**Given exercise:** All entries below are to be set down again, identical to the source.

++++ Excerpted data ++++

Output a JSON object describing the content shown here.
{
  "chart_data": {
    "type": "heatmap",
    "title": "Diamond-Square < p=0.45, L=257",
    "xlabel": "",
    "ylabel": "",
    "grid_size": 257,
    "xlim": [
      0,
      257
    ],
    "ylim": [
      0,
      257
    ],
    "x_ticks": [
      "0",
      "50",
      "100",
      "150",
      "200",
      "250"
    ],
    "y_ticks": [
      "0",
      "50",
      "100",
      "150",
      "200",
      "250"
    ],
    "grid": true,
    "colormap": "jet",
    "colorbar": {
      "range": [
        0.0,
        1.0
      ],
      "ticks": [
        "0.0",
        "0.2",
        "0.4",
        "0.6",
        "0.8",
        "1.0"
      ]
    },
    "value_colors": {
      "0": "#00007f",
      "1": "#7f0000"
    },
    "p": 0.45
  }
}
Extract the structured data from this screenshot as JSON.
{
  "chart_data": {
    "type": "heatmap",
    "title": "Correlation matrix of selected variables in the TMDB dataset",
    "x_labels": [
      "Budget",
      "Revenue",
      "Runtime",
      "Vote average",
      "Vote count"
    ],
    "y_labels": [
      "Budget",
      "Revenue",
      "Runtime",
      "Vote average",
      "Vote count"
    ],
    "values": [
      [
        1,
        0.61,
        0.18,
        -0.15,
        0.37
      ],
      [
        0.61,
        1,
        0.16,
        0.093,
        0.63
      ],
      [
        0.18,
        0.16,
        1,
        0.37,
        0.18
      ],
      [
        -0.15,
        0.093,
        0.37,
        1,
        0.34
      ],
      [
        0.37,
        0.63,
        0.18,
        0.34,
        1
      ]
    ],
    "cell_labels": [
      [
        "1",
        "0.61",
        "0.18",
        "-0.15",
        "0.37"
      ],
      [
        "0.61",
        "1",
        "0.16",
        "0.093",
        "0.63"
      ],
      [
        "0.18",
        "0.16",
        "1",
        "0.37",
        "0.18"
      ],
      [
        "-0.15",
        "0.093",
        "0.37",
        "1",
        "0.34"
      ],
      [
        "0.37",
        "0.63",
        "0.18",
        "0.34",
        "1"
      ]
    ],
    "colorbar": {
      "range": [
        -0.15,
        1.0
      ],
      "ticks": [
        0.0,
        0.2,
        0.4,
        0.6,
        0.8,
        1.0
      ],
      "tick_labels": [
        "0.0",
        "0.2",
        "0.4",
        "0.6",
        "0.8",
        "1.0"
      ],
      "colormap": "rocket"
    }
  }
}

++++

**Answer below:**
Output a JSON object describing the content shown here.
{
  "chart_data": {
    "type": "heatmap",
    "title": "Diamond-Square < p=0.45, L=257",
    "xlabel": "",
    "ylabel": "",
    "grid_size": 257,
    "xlim": [
      0,
      257
    ],
    "ylim": [
      0,
      257
    ],
    "x_ticks": [
      "0",
      "50",
      "100",
      "150",
      "200",
      "250"
    ],
    "y_ticks": [
      "0",
      "50",
      "100",
      "150",
      "200",
      "250"
    ],
    "grid": true,
    "colormap": "jet",
    "colorbar": {
      "range": [
        0.0,
        1.0
      ],
      "ticks": [
        "0.0",
        "0.2",
        "0.4",
        "0.6",
        "0.8",
        "1.0"
      ]
    },
    "value_colors": {
      "0": "#00007f",
      "1": "#7f0000"
    },
    "p": 0.45
  }
}
Extract the structured data from this screenshot as JSON.
{
  "chart_data": {
    "type": "heatmap",
    "title": "Correlation matrix of selected variables in the TMDB dataset",
    "x_labels": [
      "Budget",
      "Revenue",
      "Runtime",
      "Vote average",
      "Vote count"
    ],
    "y_labels": [
      "Budget",
      "Revenue",
      "Runtime",
      "Vote average",
      "Vote count"
    ],
    "values": [
      [
        1,
        0.61,
        0.18,
        -0.15,
        0.37
      ],
      [
        0.61,
        1,
        0.16,
        0.093,
        0.63
      ],
      [
        0.18,
        0.16,
        1,
        0.37,
        0.18
      ],
      [
        -0.15,
        0.093,
        0.37,
        1,
        0.34
      ],
      [
        0.37,
        0.63,
        0.18,
        0.34,
        1
      ]
    ],
    "cell_labels": [
      [
        "1",
        "0.61",
        "0.18",
        "-0.15",
        "0.37"
      ],
      [
        "0.61",
        "1",
        "0.16",
        "0.093",
        "0.63"
      ],
      [
        "0.18",
        "0.16",
        "1",
        "0.37",
        "0.18"
      ],
      [
        "-0.15",
        "0.093",
        "0.37",
        "1",
        "0.34"
      ],
      [
        "0.37",
        "0.63",
        "0.18",
        "0.34",
        "1"
      ]
    ],
    "colorbar": {
      "range": [
        -0.15,
        1.0
      ],
      "ticks": [
        0.0,
        0.2,
        0.4,
        0.6,
        0.8,
        1.0
      ],
      "tick_labels": [
        "0.0",
        "0.2",
        "0.4",
        "0.6",
        "0.8",
        "1.0"
      ],
      "colormap": "rocket"
    }
  }
}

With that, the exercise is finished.